— START Extracted records —

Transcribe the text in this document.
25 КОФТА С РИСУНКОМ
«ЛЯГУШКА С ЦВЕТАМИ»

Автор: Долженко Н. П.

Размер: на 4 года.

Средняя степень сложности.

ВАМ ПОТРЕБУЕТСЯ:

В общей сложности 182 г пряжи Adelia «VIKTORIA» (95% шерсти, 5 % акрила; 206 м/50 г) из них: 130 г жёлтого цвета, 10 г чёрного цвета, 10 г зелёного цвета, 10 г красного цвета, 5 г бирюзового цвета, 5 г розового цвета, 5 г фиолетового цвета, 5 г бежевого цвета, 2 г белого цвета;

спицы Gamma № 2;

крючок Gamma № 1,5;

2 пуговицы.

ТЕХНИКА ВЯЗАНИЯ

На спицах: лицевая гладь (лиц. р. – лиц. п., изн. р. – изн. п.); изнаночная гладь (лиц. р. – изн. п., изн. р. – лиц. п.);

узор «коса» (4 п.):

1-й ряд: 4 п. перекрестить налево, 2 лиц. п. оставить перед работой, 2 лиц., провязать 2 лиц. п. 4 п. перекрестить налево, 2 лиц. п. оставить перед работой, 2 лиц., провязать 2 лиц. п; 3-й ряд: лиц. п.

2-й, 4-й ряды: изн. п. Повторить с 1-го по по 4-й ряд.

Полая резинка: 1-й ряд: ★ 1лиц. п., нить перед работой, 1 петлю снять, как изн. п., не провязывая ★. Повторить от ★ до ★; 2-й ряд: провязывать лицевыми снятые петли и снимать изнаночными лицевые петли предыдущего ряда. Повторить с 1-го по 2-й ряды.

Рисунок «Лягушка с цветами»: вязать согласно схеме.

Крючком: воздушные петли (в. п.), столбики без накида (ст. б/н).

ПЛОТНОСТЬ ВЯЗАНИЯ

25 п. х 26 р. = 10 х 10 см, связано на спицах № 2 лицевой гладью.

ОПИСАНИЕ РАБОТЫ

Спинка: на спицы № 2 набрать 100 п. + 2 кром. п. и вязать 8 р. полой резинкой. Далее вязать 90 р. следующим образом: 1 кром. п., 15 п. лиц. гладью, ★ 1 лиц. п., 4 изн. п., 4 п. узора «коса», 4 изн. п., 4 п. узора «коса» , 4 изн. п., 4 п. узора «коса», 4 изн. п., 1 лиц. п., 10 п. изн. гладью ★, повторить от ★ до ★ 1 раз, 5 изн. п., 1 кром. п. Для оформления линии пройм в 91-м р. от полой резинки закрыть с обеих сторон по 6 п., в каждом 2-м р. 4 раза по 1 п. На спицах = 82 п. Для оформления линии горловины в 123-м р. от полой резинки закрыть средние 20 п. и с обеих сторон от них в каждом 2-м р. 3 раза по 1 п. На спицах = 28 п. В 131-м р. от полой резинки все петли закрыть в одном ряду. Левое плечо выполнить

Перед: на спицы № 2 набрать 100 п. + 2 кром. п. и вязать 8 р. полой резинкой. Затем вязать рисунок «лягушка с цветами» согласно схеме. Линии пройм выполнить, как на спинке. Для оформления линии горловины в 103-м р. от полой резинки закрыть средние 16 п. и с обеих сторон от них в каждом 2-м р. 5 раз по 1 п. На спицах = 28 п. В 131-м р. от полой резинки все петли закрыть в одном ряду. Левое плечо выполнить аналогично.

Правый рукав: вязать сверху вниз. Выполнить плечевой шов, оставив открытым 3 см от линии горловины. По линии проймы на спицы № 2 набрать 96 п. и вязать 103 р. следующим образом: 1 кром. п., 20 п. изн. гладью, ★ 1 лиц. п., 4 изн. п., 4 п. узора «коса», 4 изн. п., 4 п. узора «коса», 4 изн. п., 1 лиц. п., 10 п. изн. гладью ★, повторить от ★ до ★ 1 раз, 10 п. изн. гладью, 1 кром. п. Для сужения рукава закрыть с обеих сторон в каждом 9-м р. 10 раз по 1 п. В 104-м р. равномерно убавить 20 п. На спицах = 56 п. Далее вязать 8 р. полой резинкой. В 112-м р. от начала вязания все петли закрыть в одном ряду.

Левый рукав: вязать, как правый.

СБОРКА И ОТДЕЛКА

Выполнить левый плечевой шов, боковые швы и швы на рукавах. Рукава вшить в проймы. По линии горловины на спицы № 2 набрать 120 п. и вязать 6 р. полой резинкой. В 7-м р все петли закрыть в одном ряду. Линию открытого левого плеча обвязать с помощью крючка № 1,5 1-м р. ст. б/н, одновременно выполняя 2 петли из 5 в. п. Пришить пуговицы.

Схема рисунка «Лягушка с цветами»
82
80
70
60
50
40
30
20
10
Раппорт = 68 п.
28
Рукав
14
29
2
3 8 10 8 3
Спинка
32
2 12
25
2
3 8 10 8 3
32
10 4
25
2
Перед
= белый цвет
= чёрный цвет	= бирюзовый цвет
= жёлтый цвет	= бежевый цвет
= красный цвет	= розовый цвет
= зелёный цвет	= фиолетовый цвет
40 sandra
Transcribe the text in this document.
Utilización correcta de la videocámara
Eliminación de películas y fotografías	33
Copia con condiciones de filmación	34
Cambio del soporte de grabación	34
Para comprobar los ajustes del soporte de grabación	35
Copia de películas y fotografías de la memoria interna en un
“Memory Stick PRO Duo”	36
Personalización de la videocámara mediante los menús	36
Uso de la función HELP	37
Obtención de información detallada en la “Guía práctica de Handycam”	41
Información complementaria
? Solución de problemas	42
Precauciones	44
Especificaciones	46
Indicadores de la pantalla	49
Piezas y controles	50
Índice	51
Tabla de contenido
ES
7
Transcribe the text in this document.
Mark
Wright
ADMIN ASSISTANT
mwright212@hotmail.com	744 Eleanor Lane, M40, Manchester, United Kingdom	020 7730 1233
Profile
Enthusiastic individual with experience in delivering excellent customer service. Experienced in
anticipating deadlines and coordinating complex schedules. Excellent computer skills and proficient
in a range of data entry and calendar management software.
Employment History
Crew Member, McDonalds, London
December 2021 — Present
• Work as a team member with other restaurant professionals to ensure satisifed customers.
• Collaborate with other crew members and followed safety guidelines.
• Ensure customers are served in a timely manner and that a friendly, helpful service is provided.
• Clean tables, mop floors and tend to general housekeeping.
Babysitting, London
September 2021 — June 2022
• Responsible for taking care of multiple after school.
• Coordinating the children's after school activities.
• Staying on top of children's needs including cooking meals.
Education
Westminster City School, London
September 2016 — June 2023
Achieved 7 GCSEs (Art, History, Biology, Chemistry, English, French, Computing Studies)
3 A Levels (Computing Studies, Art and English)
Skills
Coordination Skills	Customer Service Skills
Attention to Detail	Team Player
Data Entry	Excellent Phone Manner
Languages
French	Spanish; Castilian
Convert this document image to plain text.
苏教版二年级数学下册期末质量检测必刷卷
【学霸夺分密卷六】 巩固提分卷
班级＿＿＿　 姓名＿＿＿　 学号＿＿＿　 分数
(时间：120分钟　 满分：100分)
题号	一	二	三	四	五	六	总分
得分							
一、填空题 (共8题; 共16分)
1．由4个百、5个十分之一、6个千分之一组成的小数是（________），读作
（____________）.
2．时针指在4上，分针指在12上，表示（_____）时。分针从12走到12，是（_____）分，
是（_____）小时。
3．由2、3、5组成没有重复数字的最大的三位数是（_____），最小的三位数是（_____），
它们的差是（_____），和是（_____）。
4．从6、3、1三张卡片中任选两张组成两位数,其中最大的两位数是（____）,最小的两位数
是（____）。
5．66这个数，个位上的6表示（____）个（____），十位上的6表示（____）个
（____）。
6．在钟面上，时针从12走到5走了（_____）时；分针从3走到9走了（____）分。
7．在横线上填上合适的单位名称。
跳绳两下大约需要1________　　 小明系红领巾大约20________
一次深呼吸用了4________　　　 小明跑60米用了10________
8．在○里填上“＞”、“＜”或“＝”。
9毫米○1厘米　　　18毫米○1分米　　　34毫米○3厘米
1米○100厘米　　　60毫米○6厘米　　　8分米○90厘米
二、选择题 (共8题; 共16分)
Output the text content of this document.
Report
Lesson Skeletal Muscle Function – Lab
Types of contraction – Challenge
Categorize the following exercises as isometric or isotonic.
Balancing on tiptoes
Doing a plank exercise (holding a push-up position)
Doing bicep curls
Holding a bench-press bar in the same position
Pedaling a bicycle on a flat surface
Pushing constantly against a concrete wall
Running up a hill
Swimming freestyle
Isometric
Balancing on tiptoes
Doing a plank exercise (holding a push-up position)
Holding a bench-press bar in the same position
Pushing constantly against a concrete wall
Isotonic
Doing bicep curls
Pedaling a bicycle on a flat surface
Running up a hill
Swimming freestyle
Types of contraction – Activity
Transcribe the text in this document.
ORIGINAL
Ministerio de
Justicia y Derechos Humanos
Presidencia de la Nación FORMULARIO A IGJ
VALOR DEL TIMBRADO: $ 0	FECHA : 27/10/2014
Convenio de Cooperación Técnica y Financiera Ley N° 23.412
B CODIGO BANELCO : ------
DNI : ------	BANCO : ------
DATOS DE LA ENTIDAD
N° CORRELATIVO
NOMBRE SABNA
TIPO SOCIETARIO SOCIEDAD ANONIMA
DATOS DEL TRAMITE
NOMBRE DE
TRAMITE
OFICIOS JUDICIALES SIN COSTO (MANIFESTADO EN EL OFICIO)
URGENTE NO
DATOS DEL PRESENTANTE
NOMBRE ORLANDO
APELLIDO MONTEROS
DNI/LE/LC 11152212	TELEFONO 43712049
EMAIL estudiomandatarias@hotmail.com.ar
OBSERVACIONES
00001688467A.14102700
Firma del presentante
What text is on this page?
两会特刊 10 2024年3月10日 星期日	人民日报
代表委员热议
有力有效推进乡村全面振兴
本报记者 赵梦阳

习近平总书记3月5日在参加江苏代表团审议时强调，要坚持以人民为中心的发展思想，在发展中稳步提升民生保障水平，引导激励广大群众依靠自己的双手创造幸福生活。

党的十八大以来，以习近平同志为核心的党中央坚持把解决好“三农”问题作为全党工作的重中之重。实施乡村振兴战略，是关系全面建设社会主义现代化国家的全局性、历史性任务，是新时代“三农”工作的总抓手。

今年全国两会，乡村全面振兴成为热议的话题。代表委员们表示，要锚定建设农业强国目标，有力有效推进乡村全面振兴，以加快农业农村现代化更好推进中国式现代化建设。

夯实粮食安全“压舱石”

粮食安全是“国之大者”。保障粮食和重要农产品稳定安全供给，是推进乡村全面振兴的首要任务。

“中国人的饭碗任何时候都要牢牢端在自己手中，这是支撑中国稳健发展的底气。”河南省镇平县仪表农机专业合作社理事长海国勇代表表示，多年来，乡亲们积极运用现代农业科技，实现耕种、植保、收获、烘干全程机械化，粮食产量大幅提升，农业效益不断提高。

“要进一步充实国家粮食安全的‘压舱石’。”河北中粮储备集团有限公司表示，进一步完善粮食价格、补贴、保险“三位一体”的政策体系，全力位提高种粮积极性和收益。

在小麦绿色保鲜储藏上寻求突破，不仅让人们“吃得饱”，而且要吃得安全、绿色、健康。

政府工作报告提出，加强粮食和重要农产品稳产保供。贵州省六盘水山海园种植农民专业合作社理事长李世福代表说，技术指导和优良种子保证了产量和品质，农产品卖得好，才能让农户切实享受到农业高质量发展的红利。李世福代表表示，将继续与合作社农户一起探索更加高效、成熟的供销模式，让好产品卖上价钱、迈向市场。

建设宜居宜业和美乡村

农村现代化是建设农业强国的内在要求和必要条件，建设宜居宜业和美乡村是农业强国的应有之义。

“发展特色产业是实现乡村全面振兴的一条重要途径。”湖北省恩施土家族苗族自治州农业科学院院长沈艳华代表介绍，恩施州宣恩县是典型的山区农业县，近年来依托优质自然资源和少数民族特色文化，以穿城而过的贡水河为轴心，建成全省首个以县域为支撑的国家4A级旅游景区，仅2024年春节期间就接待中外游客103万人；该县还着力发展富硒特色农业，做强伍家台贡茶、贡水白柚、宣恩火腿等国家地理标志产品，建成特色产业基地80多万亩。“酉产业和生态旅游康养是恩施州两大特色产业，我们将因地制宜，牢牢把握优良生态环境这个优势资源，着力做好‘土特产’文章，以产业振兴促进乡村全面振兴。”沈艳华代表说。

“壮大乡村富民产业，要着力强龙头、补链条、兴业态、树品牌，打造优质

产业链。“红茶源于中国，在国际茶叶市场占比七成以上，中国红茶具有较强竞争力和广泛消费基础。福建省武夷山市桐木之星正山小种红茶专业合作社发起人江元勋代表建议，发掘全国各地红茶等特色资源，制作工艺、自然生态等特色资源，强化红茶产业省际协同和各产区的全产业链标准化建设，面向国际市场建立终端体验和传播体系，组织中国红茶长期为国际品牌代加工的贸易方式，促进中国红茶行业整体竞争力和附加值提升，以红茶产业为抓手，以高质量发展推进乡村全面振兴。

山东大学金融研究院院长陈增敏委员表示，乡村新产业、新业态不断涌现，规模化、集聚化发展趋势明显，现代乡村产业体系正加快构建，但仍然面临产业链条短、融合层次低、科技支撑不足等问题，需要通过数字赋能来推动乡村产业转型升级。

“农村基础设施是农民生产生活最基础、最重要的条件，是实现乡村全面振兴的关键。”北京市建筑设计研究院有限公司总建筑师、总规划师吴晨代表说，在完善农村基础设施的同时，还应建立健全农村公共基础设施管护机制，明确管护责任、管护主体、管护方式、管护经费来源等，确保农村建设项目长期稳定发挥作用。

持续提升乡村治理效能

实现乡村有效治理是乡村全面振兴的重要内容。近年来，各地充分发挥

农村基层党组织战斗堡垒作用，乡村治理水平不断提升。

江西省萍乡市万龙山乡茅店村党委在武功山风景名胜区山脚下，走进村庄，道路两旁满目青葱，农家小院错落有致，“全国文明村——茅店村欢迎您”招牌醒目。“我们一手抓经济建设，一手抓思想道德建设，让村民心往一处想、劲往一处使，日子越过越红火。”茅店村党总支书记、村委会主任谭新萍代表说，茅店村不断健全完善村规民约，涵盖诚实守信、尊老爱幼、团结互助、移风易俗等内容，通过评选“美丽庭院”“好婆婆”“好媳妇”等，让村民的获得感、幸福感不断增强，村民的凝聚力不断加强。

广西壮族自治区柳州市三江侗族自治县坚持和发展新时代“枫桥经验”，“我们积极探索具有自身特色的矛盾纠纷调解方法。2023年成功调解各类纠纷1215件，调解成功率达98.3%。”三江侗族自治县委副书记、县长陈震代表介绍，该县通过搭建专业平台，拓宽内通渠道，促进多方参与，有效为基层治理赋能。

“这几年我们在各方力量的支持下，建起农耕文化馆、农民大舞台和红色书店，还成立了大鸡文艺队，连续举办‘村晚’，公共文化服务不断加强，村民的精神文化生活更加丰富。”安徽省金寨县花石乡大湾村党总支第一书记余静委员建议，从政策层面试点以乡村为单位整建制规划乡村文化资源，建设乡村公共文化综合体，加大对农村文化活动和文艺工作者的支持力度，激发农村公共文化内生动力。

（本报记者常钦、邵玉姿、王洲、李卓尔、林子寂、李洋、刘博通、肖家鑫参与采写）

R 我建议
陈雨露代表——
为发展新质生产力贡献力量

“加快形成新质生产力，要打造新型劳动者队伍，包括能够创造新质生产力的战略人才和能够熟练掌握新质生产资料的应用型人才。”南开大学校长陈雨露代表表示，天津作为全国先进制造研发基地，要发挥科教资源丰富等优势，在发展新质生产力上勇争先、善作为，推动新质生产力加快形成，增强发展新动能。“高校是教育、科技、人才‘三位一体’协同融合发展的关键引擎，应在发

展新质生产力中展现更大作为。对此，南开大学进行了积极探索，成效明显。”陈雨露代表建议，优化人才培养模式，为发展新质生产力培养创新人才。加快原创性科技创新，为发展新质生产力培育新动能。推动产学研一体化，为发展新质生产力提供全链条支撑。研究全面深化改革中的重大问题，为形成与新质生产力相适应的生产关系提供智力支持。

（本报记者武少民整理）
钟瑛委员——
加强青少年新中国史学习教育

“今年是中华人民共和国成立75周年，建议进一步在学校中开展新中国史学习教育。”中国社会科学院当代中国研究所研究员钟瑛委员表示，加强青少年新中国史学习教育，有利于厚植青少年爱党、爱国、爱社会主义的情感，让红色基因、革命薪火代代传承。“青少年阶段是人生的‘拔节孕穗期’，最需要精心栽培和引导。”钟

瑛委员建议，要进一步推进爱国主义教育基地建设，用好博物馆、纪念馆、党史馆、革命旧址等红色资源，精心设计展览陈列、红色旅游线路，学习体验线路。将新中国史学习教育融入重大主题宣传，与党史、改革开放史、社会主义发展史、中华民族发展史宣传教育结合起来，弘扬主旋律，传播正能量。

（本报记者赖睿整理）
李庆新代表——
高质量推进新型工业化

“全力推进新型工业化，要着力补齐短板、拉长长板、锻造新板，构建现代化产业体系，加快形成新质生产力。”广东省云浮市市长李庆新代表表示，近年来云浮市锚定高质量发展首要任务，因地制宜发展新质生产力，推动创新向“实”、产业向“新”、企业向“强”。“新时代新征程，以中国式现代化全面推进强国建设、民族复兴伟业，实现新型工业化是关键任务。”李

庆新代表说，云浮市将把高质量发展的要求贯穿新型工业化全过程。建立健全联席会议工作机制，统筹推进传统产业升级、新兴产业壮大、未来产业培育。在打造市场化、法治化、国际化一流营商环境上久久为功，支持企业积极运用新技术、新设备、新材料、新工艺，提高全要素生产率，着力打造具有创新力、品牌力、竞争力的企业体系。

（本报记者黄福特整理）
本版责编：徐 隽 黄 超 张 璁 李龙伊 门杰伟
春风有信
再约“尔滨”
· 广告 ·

— END Extracted records —

◆ **The problem**: Filter the records for lines holding the string "加强青少年新中国史学习教育". Copy each one.

◆ **Task result**:
加强青少年新中国史学习教育
“今年是中华人民共和国成立75周年，建议进一步在学校中开展新中国史学习教育。”中国社会科学院当代中国研究所研究员钟瑛委员表示，加强青少年新中国史学习教育，有利于厚植青少年爱党、爱国、爱社会主义的情感，让红色基因、革命薪火代代传承。“青少年阶段是人生的‘拔节孕穗期’，最需要精心栽培和引导。”钟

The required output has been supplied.